### TO DO
Identify the lines that contain the string "Luminance" and copy all of them.

### RECORDED DATA
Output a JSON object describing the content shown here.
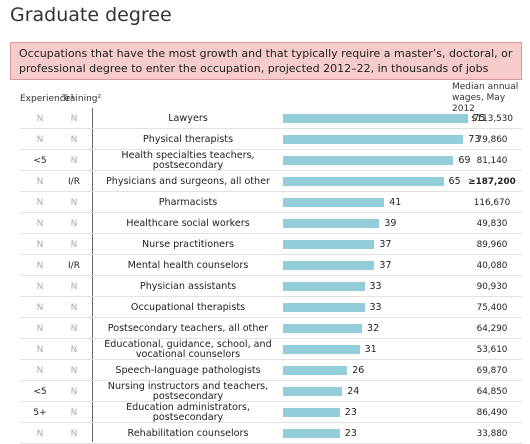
{
  "title": "Graduate degree",
  "subtitle": "Occupations that have the most growth and that typically require a master’s, doctoral, or professional degree to enter the occupation, projected 2012–22, in thousands of jobs",
  "chart_data": {
    "type": "bar",
    "orientation": "horizontal",
    "color": "#93cdda",
    "headers": {
      "experience": "Experience¹",
      "training": "Training²",
      "wages": "Median annual wages, May 2012"
    },
    "categories": [
      "Lawyers",
      "Physical therapists",
      "Health specialties teachers, postsecondary",
      "Physicians and surgeons, all other",
      "Pharmacists",
      "Healthcare social workers",
      "Nurse practitioners",
      "Mental health counselors",
      "Physician assistants",
      "Occupational therapists",
      "Postsecondary teachers, all other",
      "Educational, guidance, school, and vocational counselors",
      "Speech-language pathologists",
      "Nursing instructors and teachers, postsecondary",
      "Education administrators, postsecondary",
      "Rehabilitation counselors"
    ],
    "values": [
      75,
      73,
      69,
      65,
      41,
      39,
      37,
      37,
      33,
      33,
      32,
      31,
      26,
      24,
      23,
      23
    ],
    "experience": [
      "N",
      "N",
      "<5",
      "N",
      "N",
      "N",
      "N",
      "N",
      "N",
      "N",
      "N",
      "N",
      "N",
      "<5",
      "5+",
      "N"
    ],
    "training": [
      "N",
      "N",
      "N",
      "I/R",
      "N",
      "N",
      "N",
      "I/R",
      "N",
      "N",
      "N",
      "N",
      "N",
      "N",
      "N",
      "N"
    ],
    "wages": [
      "$113,530",
      "79,860",
      "81,140",
      "≥187,200",
      "116,670",
      "49,830",
      "89,960",
      "40,080",
      "90,930",
      "75,400",
      "64,290",
      "53,610",
      "69,870",
      "64,850",
      "86,490",
      "33,880"
    ]
  }
}
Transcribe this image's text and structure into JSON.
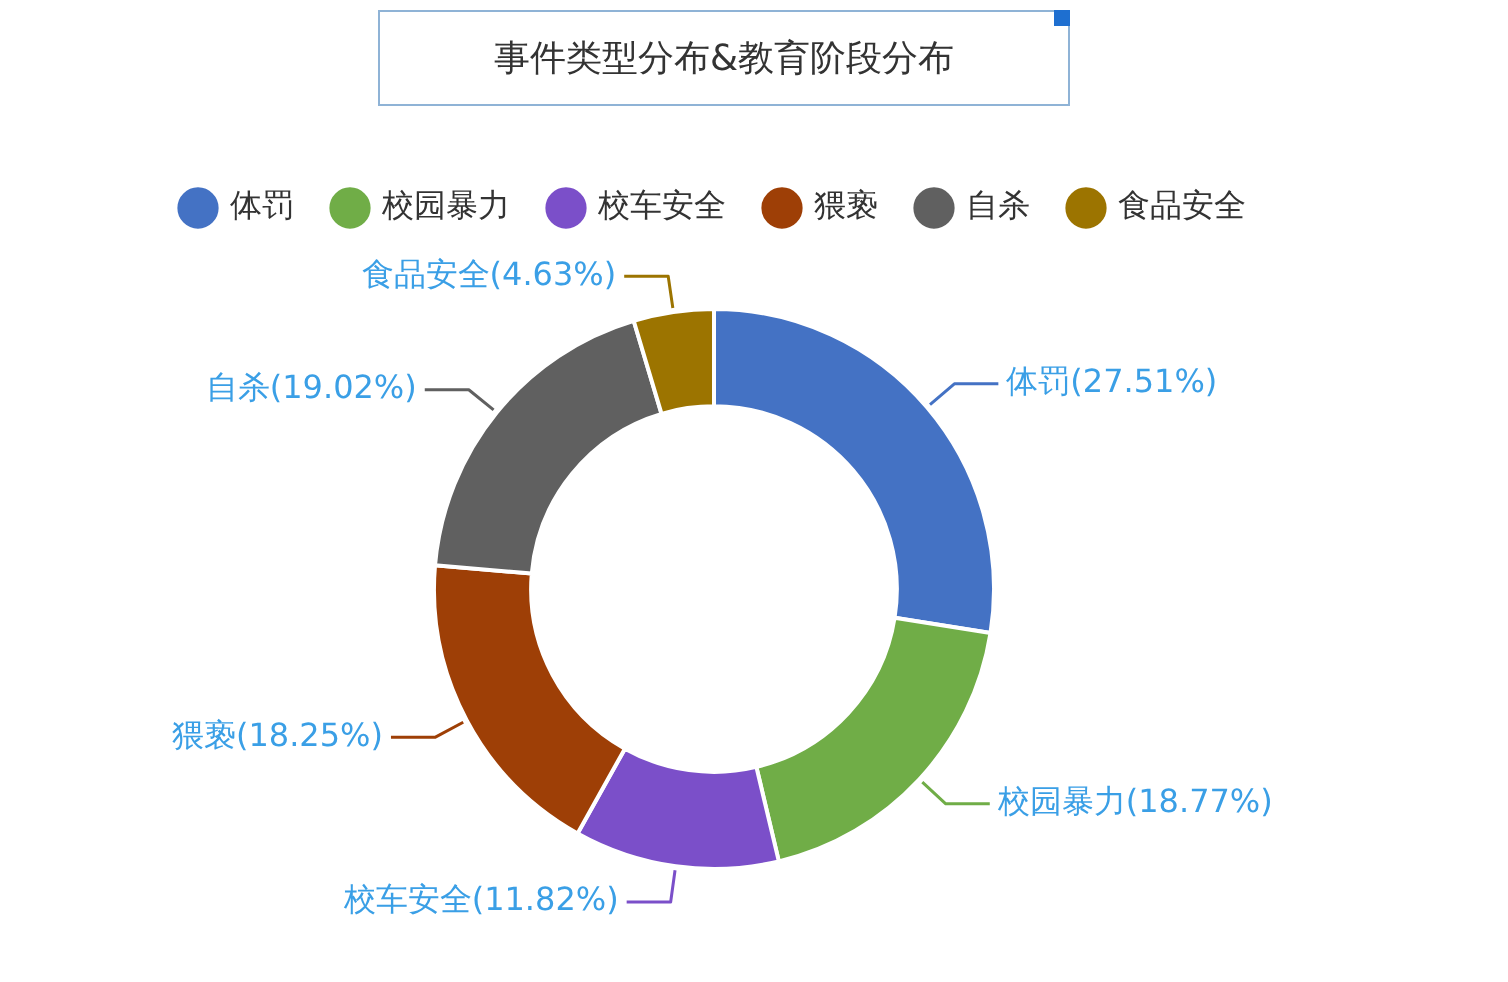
{
  "chart_data": {
    "type": "donut",
    "title": "事件类型分布&教育阶段分布",
    "categories": [
      "体罚",
      "校园暴力",
      "校车安全",
      "猥亵",
      "自杀",
      "食品安全"
    ],
    "values": [
      27.51,
      18.77,
      11.82,
      18.25,
      19.02,
      4.63
    ],
    "colors": [
      "#4472c4",
      "#70ad47",
      "#7b4fc9",
      "#9e3f06",
      "#606060",
      "#9c7400"
    ],
    "value_labels": [
      "体罚(27.51%)",
      "校园暴力(18.77%)",
      "校车安全(11.82%)",
      "猥亵(18.25%)",
      "自杀(19.02%)",
      "食品安全(4.63%)"
    ],
    "legend": "top"
  }
}
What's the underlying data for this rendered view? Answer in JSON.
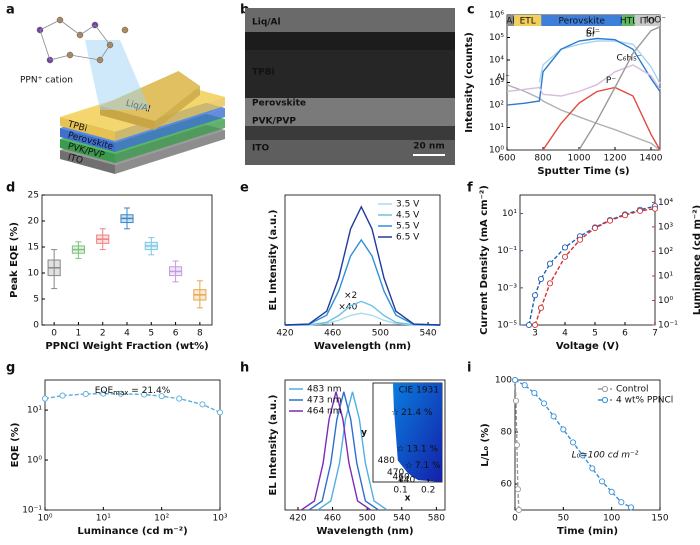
{
  "figure": {
    "panel_a": {
      "letter": "a",
      "cation": "PPN⁺ cation",
      "layers": [
        "Liq/Al",
        "TPBi",
        "Perovskite",
        "PVK/PVP",
        "ITO"
      ]
    },
    "panel_b": {
      "letter": "b",
      "layers": [
        "Liq/Al",
        "TPBi",
        "Perovskite",
        "PVK/PVP",
        "ITO"
      ],
      "scale_bar": "20 nm"
    }
  },
  "chart_data": [
    {
      "type": "line",
      "panel": "c",
      "xlabel": "Sputter Time (s)",
      "ylabel": "Intensity (counts)",
      "log_y": true,
      "legend": "inline",
      "x": [
        600,
        700,
        780,
        800,
        900,
        1000,
        1100,
        1200,
        1300,
        1400,
        1450
      ],
      "xlim": [
        600,
        1450
      ],
      "xticks": [
        600,
        800,
        1000,
        1200,
        1400
      ],
      "ylim": [
        1,
        1000000
      ],
      "yticks": [
        {
          "value": 1,
          "label": "10⁰"
        },
        {
          "value": 10,
          "label": "10¹"
        },
        {
          "value": 100,
          "label": "10²"
        },
        {
          "value": 1000,
          "label": "10³"
        },
        {
          "value": 10000,
          "label": "10⁴"
        },
        {
          "value": 100000,
          "label": "10⁵"
        },
        {
          "value": 1000000,
          "label": "10⁶"
        }
      ],
      "regions": {
        "labels": [
          "Al",
          "ETL",
          "Perovskite",
          "HTL",
          "ITO"
        ],
        "bounds": [
          600,
          640,
          790,
          1240,
          1310,
          1450
        ],
        "colors": [
          "#8c8c8c",
          "#f2cf5b",
          "#3d7fd9",
          "#5cb85c",
          "#c8c8c8"
        ]
      },
      "series": [
        {
          "name": "Al⁻",
          "color": "#b0b0b0",
          "values": [
            800,
            400,
            200,
            150,
            60,
            30,
            15,
            8,
            4,
            2,
            1
          ]
        },
        {
          "name": "Br⁻",
          "color": "#a8d4f0",
          "values": [
            null,
            null,
            1000,
            6000,
            30000,
            50000,
            70000,
            70000,
            50000,
            5000,
            900
          ]
        },
        {
          "name": "Cl⁻",
          "color": "#2b7bd0",
          "values": [
            100,
            120,
            150,
            3000,
            30000,
            70000,
            90000,
            80000,
            30000,
            1500,
            400
          ]
        },
        {
          "name": "C₆H₅⁻",
          "color": "#d7bde0",
          "values": [
            400,
            500,
            600,
            300,
            250,
            400,
            800,
            3000,
            6000,
            2000,
            500
          ]
        },
        {
          "name": "P⁻",
          "color": "#e04a40",
          "values": [
            null,
            null,
            null,
            1,
            15,
            120,
            400,
            600,
            250,
            5,
            1
          ]
        },
        {
          "name": "InO⁻",
          "color": "#9a9a9a",
          "values": [
            null,
            null,
            null,
            null,
            null,
            1,
            20,
            600,
            20000,
            200000,
            300000
          ]
        }
      ]
    },
    {
      "type": "box",
      "panel": "d",
      "xlabel": "PPNCl Weight Fraction (wt%)",
      "ylabel": "Peak EQE (%)",
      "categories": [
        "0",
        "1",
        "2",
        "4",
        "5",
        "6",
        "8"
      ],
      "median": [
        11,
        14.5,
        16.5,
        20.5,
        15.2,
        10.3,
        5.8
      ],
      "q1": [
        9.5,
        13.8,
        15.7,
        19.7,
        14.5,
        9.5,
        4.8
      ],
      "q3": [
        12.5,
        15.2,
        17.3,
        21.2,
        15.9,
        11.2,
        6.8
      ],
      "min": [
        7,
        12.8,
        14.5,
        18.5,
        13.5,
        8.3,
        3.3
      ],
      "max": [
        14.5,
        16,
        18.5,
        22.5,
        16.8,
        12.3,
        8.5
      ],
      "colors": [
        "#888888",
        "#7cc47c",
        "#f08080",
        "#3a86c8",
        "#7ec8e3",
        "#c49be0",
        "#e6a850"
      ],
      "ylim": [
        0,
        25
      ],
      "yticks": [
        0,
        5,
        10,
        15,
        20,
        25
      ]
    },
    {
      "type": "line",
      "panel": "e",
      "xlabel": "Wavelength (nm)",
      "ylabel": "EL Intensity (a.u.)",
      "legend": "upper right",
      "x": [
        420,
        440,
        455,
        465,
        475,
        484,
        493,
        503,
        513,
        528,
        550
      ],
      "xlim": [
        420,
        550
      ],
      "xticks": [
        420,
        460,
        500,
        540
      ],
      "ylim": [
        0,
        110
      ],
      "series": [
        {
          "name": "3.5 V",
          "color": "#a9dcf0",
          "scale_label": "×40",
          "values": [
            0,
            0.1,
            1.2,
            4,
            8.1,
            10,
            8.1,
            4,
            1.2,
            0.1,
            0
          ]
        },
        {
          "name": "4.5 V",
          "color": "#6fc0e8",
          "scale_label": "×2",
          "values": [
            0,
            0.1,
            2.3,
            8,
            16.3,
            20,
            16.3,
            8,
            2.3,
            0.1,
            0
          ]
        },
        {
          "name": "5.5 V",
          "color": "#2f8fd6",
          "values": [
            0,
            0.5,
            8.4,
            28.7,
            58.5,
            72,
            58.5,
            28.7,
            8.4,
            0.5,
            0
          ]
        },
        {
          "name": "6.5 V",
          "color": "#1f3c9c",
          "values": [
            0,
            0.72,
            11.7,
            39.8,
            81.3,
            100,
            81.3,
            39.8,
            11.7,
            0.72,
            0
          ]
        }
      ]
    },
    {
      "type": "line",
      "panel": "f",
      "xlabel": "Voltage (V)",
      "ylabel": "Current Density (mA cm⁻²)",
      "y2label": "Luminance (cd m⁻²)",
      "log_y": true,
      "markers": true,
      "y_color": "#1f5fb4",
      "y2_color": "#d33333",
      "x": [
        2.8,
        3,
        3.2,
        3.5,
        4,
        4.5,
        5,
        5.5,
        6,
        6.5,
        7
      ],
      "xlim": [
        2.5,
        7
      ],
      "xticks": [
        3,
        4,
        5,
        6,
        7
      ],
      "ylim": [
        1e-05,
        100
      ],
      "yticks": [
        {
          "value": 1e-05,
          "label": "10⁻⁵"
        },
        {
          "value": 0.001,
          "label": "10⁻³"
        },
        {
          "value": 0.1,
          "label": "10⁻¹"
        },
        {
          "value": 10,
          "label": "10¹"
        }
      ],
      "y2lim": [
        0.1,
        20000
      ],
      "y2ticks": [
        {
          "value": 0.1,
          "label": "10⁻¹"
        },
        {
          "value": 1,
          "label": "10⁰"
        },
        {
          "value": 10,
          "label": "10¹"
        },
        {
          "value": 100,
          "label": "10²"
        },
        {
          "value": 1000,
          "label": "10³"
        },
        {
          "value": 10000,
          "label": "10⁴"
        }
      ],
      "series": [
        {
          "color": "#1f5fb4",
          "values": [
            1e-05,
            0.0004,
            0.003,
            0.02,
            0.15,
            0.6,
            1.8,
            4.5,
            9,
            16,
            25
          ]
        },
        {
          "color": "#d33333",
          "axis": "y2",
          "values": [
            null,
            0.1,
            0.5,
            5,
            60,
            300,
            900,
            1800,
            3000,
            4500,
            5500
          ]
        }
      ]
    },
    {
      "type": "line",
      "panel": "g",
      "xlabel": "Luminance (cd m⁻²)",
      "ylabel": "EQE (%)",
      "log_x": true,
      "log_y": true,
      "markers": true,
      "annotation": {
        "base": "EQE",
        "sub": "max",
        "rest": " = 21.4%"
      },
      "x": [
        1,
        2,
        5,
        10,
        20,
        50,
        100,
        200,
        500,
        1000
      ],
      "xlim": [
        1,
        1000
      ],
      "xticks": [
        {
          "value": 1,
          "label": "10⁰"
        },
        {
          "value": 10,
          "label": "10¹"
        },
        {
          "value": 100,
          "label": "10²"
        },
        {
          "value": 1000,
          "label": "10³"
        }
      ],
      "ylim": [
        0.1,
        40
      ],
      "yticks": [
        {
          "value": 0.1,
          "label": "10⁻¹"
        },
        {
          "value": 1,
          "label": "10⁰"
        },
        {
          "value": 10,
          "label": "10¹"
        }
      ],
      "series": [
        {
          "color": "#5aaedc",
          "values": [
            17,
            19.5,
            21,
            21.4,
            21.2,
            20.5,
            19,
            17,
            13,
            9
          ]
        }
      ]
    },
    {
      "type": "line",
      "panel": "h",
      "xlabel": "Wavelength (nm)",
      "ylabel": "EL Intensity (a.u.)",
      "legend": "upper left",
      "xlim": [
        405,
        590
      ],
      "xticks": [
        420,
        460,
        500,
        540,
        580
      ],
      "ylim": [
        0,
        110
      ],
      "series": [
        {
          "name": "483 nm",
          "color": "#4fb0e0",
          "x": [
            443,
            458,
            468,
            475,
            483,
            491,
            498,
            508,
            523
          ],
          "values": [
            0.1,
            7.6,
            39.5,
            76.8,
            100,
            76.8,
            39.5,
            7.6,
            0.1
          ]
        },
        {
          "name": "473 nm",
          "color": "#2a6fd0",
          "x": [
            433,
            448,
            458,
            465,
            473,
            481,
            488,
            498,
            513
          ],
          "values": [
            0.1,
            7.6,
            39.5,
            76.8,
            100,
            76.8,
            39.5,
            7.6,
            0.1
          ]
        },
        {
          "name": "464 nm",
          "color": "#7a2ab8",
          "x": [
            424,
            439,
            449,
            456,
            464,
            472,
            479,
            489,
            504
          ],
          "values": [
            0.1,
            7.6,
            39.5,
            76.8,
            100,
            76.8,
            39.5,
            7.6,
            0.1
          ]
        }
      ],
      "inset": {
        "title": "CIE 1931",
        "xlabel": "x",
        "ylabel": "y",
        "xlim": [
          0,
          0.25
        ],
        "ylim": [
          0,
          0.6
        ],
        "xticks": [
          0.1,
          0.2
        ],
        "x": [
          0.08,
          0.1,
          0.13
        ],
        "y": [
          0.42,
          0.2,
          0.1
        ],
        "values": [
          21.4,
          13.1,
          7.1
        ],
        "value_labels": [
          "21.4 %",
          "13.1 %",
          "7.1 %"
        ],
        "locus": {
          "labels": [
            "480",
            "470",
            "460",
            "440"
          ],
          "x": [
            0.09,
            0.124,
            0.144,
            0.164
          ],
          "y": [
            0.13,
            0.058,
            0.03,
            0.011
          ]
        }
      }
    },
    {
      "type": "line",
      "panel": "i",
      "xlabel": "Time (min)",
      "ylabel": "L/L₀ (%)",
      "legend": "upper right",
      "markers": true,
      "annotation_text": "L₀=100 cd m⁻²",
      "xlim": [
        0,
        150
      ],
      "xticks": [
        0,
        50,
        100,
        150
      ],
      "ylim": [
        50,
        100
      ],
      "yticks": [
        60,
        80,
        100
      ],
      "series": [
        {
          "name": "Control",
          "color": "#9a9a9a",
          "x": [
            0,
            1,
            2,
            3,
            4
          ],
          "values": [
            100,
            92,
            75,
            58,
            50
          ]
        },
        {
          "name": "4 wt% PPNCl",
          "color": "#3a90d8",
          "x": [
            0,
            10,
            20,
            30,
            40,
            50,
            60,
            70,
            80,
            90,
            100,
            110,
            120
          ],
          "values": [
            100,
            98,
            95,
            91,
            86,
            81,
            76,
            71,
            66,
            61,
            57,
            53,
            51
          ]
        }
      ]
    }
  ]
}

### ANSWER
      "y2label": "Luminance (cd m⁻²)",
      "xlabel": "Luminance (cd m⁻²)",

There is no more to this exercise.